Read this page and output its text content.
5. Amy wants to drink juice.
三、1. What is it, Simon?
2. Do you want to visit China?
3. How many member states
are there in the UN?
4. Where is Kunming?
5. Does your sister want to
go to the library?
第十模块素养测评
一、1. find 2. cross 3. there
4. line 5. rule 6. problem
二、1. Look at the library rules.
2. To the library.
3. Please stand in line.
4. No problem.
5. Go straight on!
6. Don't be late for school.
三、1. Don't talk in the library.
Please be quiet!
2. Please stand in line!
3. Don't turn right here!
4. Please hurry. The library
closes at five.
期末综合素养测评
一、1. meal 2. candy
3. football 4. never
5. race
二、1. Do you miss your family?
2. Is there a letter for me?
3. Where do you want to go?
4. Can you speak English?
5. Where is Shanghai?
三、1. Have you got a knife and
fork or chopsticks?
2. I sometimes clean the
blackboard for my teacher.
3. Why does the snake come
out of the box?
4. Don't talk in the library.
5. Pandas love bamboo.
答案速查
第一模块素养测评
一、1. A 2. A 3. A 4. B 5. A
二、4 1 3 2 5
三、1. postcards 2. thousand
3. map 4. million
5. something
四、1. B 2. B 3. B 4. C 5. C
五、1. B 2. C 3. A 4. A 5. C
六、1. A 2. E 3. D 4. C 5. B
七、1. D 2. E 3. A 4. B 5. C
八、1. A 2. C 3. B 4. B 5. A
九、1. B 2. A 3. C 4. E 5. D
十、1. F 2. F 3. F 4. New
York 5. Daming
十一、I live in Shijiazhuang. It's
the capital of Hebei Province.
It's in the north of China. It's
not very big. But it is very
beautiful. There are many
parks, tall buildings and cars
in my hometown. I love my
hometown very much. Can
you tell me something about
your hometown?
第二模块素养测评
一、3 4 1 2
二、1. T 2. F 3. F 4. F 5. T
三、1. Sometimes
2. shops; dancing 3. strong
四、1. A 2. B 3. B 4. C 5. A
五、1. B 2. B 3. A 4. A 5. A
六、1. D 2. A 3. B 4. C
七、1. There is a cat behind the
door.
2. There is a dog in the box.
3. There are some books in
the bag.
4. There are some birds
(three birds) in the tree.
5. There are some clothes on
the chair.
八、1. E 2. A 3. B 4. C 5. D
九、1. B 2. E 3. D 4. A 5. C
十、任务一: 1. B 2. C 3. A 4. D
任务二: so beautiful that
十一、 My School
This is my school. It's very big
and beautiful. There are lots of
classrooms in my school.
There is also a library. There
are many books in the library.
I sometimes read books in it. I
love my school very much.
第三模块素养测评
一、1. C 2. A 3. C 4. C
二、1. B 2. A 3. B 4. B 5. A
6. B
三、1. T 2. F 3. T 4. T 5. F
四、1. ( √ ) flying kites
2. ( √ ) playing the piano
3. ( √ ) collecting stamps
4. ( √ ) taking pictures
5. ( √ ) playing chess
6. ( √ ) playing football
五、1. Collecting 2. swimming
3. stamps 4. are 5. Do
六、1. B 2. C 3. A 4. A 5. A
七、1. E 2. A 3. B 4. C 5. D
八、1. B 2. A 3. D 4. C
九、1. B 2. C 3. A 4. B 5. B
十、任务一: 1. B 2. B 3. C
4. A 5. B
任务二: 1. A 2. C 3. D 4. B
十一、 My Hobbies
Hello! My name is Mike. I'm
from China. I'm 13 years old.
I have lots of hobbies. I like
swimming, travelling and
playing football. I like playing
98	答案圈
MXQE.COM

### AIM OF THE TASK
Without omitting anything, output the entries exactly.

### RESPONSE TO THIS EXERCISE
Read this page and output its text content.
5. Amy wants to drink juice.
三、1. What is it, Simon?
2. Do you want to visit China?
3. How many member states
are there in the UN?
4. Where is Kunming?
5. Does your sister want to
go to the library?
第十模块素养测评
一、1. find 2. cross 3. there
4. line 5. rule 6. problem
二、1. Look at the library rules.
2. To the library.
3. Please stand in line.
4. No problem.
5. Go straight on!
6. Don't be late for school.
三、1. Don't talk in the library.
Please be quiet!
2. Please stand in line!
3. Don't turn right here!
4. Please hurry. The library
closes at five.
期末综合素养测评
一、1. meal 2. candy
3. football 4. never
5. race
二、1. Do you miss your family?
2. Is there a letter for me?
3. Where do you want to go?
4. Can you speak English?
5. Where is Shanghai?
三、1. Have you got a knife and
fork or chopsticks?
2. I sometimes clean the
blackboard for my teacher.
3. Why does the snake come
out of the box?
4. Don't talk in the library.
5. Pandas love bamboo.
答案速查
第一模块素养测评
一、1. A 2. A 3. A 4. B 5. A
二、4 1 3 2 5
三、1. postcards 2. thousand
3. map 4. million
5. something
四、1. B 2. B 3. B 4. C 5. C
五、1. B 2. C 3. A 4. A 5. C
六、1. A 2. E 3. D 4. C 5. B
七、1. D 2. E 3. A 4. B 5. C
八、1. A 2. C 3. B 4. B 5. A
九、1. B 2. A 3. C 4. E 5. D
十、1. F 2. F 3. F 4. New
York 5. Daming
十一、I live in Shijiazhuang. It's
the capital of Hebei Province.
It's in the north of China. It's
not very big. But it is very
beautiful. There are many
parks, tall buildings and cars
in my hometown. I love my
hometown very much. Can
you tell me something about
your hometown?
第二模块素养测评
一、3 4 1 2
二、1. T 2. F 3. F 4. F 5. T
三、1. Sometimes
2. shops; dancing 3. strong
四、1. A 2. B 3. B 4. C 5. A
五、1. B 2. B 3. A 4. A 5. A
六、1. D 2. A 3. B 4. C
七、1. There is a cat behind the
door.
2. There is a dog in the box.
3. There are some books in
the bag.
4. There are some birds
(three birds) in the tree.
5. There are some clothes on
the chair.
八、1. E 2. A 3. B 4. C 5. D
九、1. B 2. E 3. D 4. A 5. C
十、任务一: 1. B 2. C 3. A 4. D
任务二: so beautiful that
十一、 My School
This is my school. It's very big
and beautiful. There are lots of
classrooms in my school.
There is also a library. There
are many books in the library.
I sometimes read books in it. I
love my school very much.
第三模块素养测评
一、1. C 2. A 3. C 4. C
二、1. B 2. A 3. B 4. B 5. A
6. B
三、1. T 2. F 3. T 4. T 5. F
四、1. ( √ ) flying kites
2. ( √ ) playing the piano
3. ( √ ) collecting stamps
4. ( √ ) taking pictures
5. ( √ ) playing chess
6. ( √ ) playing football
五、1. Collecting 2. swimming
3. stamps 4. are 5. Do
六、1. B 2. C 3. A 4. A 5. A
七、1. E 2. A 3. B 4. C 5. D
八、1. B 2. A 3. D 4. C
九、1. B 2. C 3. A 4. B 5. B
十、任务一: 1. B 2. B 3. C
4. A 5. B
任务二: 1. A 2. C 3. D 4. B
十一、 My Hobbies
Hello! My name is Mike. I'm
from China. I'm 13 years old.
I have lots of hobbies. I like
swimming, travelling and
playing football. I like playing
98	答案圈
MXQE.COM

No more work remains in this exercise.